Begin Data provided
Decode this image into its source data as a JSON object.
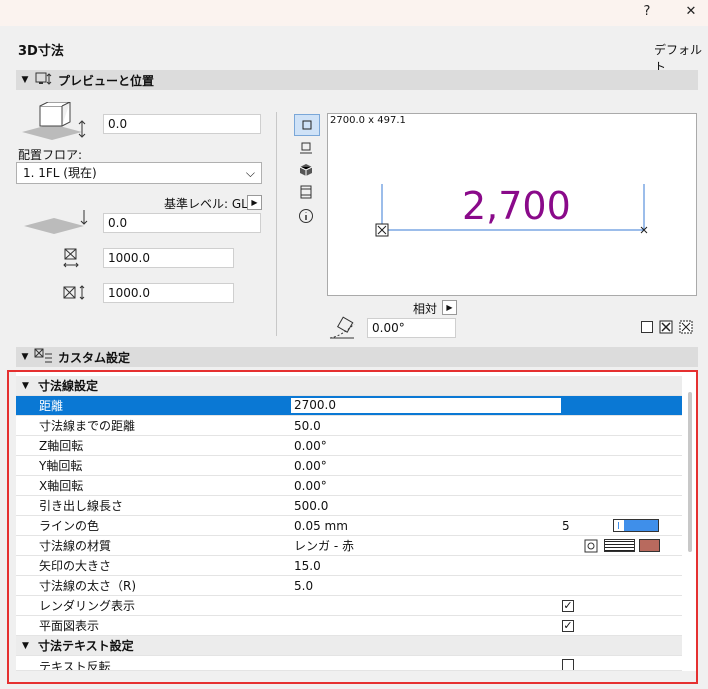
{
  "window": {
    "help": "?",
    "close": "✕"
  },
  "header": {
    "title": "3D寸法",
    "default_label": "デフォルト"
  },
  "preview_section": {
    "title": "プレビューと位置"
  },
  "left_panel": {
    "offset_value": "0.0",
    "floor_label": "配置フロア:",
    "floor_value": "1. 1FL (現在)",
    "ref_level_label": "基準レベル: GL",
    "elevation_value": "0.0",
    "width_value": "1000.0",
    "height_value": "1000.0"
  },
  "preview": {
    "size_label": "2700.0 x 497.1",
    "dimension_text": "2,700",
    "dimension_color": "#8a0a8a"
  },
  "rotation": {
    "relative_label": "相対",
    "angle_value": "0.00°"
  },
  "custom_section": {
    "title": "カスタム設定"
  },
  "grid": {
    "group1": "寸法線設定",
    "rows": [
      {
        "label": "距離",
        "value": "2700.0"
      },
      {
        "label": "寸法線までの距離",
        "value": "50.0"
      },
      {
        "label": "Z軸回転",
        "value": "0.00°"
      },
      {
        "label": "Y軸回転",
        "value": "0.00°"
      },
      {
        "label": "X軸回転",
        "value": "0.00°"
      },
      {
        "label": "引き出し線長さ",
        "value": "500.0"
      },
      {
        "label": "ラインの色",
        "value": "0.05 mm",
        "pen": "5"
      },
      {
        "label": "寸法線の材質",
        "value": "レンガ - 赤"
      },
      {
        "label": "矢印の大きさ",
        "value": "15.0"
      },
      {
        "label": "寸法線の太さ（R)",
        "value": "5.0"
      },
      {
        "label": "レンダリング表示",
        "checked": true
      },
      {
        "label": "平面図表示",
        "checked": true
      }
    ],
    "group2": "寸法テキスト設定",
    "row_after": {
      "label": "テキスト反転",
      "checked": false
    }
  },
  "colors": {
    "selection": "#0a78d4",
    "pen_color": "#3f8fea",
    "material_color": "#b86a5e",
    "frame": "#e53030"
  }
}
End Data provided
Your instructions: From the listing above, print every entry precisely and drop the pictures.

Answer to the task:
Decode this image into its source data as a JSON object.
{
  "window": {
    "help": "?",
    "close": "✕"
  },
  "header": {
    "title": "3D寸法",
    "default_label": "デフォルト"
  },
  "preview_section": {
    "title": "プレビューと位置"
  },
  "left_panel": {
    "offset_value": "0.0",
    "floor_label": "配置フロア:",
    "floor_value": "1. 1FL (現在)",
    "ref_level_label": "基準レベル: GL",
    "elevation_value": "0.0",
    "width_value": "1000.0",
    "height_value": "1000.0"
  },
  "preview": {
    "size_label": "2700.0 x 497.1",
    "dimension_text": "2,700",
    "dimension_color": "#8a0a8a"
  },
  "rotation": {
    "relative_label": "相対",
    "angle_value": "0.00°"
  },
  "custom_section": {
    "title": "カスタム設定"
  },
  "grid": {
    "group1": "寸法線設定",
    "rows": [
      {
        "label": "距離",
        "value": "2700.0"
      },
      {
        "label": "寸法線までの距離",
        "value": "50.0"
      },
      {
        "label": "Z軸回転",
        "value": "0.00°"
      },
      {
        "label": "Y軸回転",
        "value": "0.00°"
      },
      {
        "label": "X軸回転",
        "value": "0.00°"
      },
      {
        "label": "引き出し線長さ",
        "value": "500.0"
      },
      {
        "label": "ラインの色",
        "value": "0.05 mm",
        "pen": "5"
      },
      {
        "label": "寸法線の材質",
        "value": "レンガ - 赤"
      },
      {
        "label": "矢印の大きさ",
        "value": "15.0"
      },
      {
        "label": "寸法線の太さ（R)",
        "value": "5.0"
      },
      {
        "label": "レンダリング表示",
        "checked": true
      },
      {
        "label": "平面図表示",
        "checked": true
      }
    ],
    "group2": "寸法テキスト設定",
    "row_after": {
      "label": "テキスト反転",
      "checked": false
    }
  },
  "colors": {
    "selection": "#0a78d4",
    "pen_color": "#3f8fea",
    "material_color": "#b86a5e",
    "frame": "#e53030"
  }
}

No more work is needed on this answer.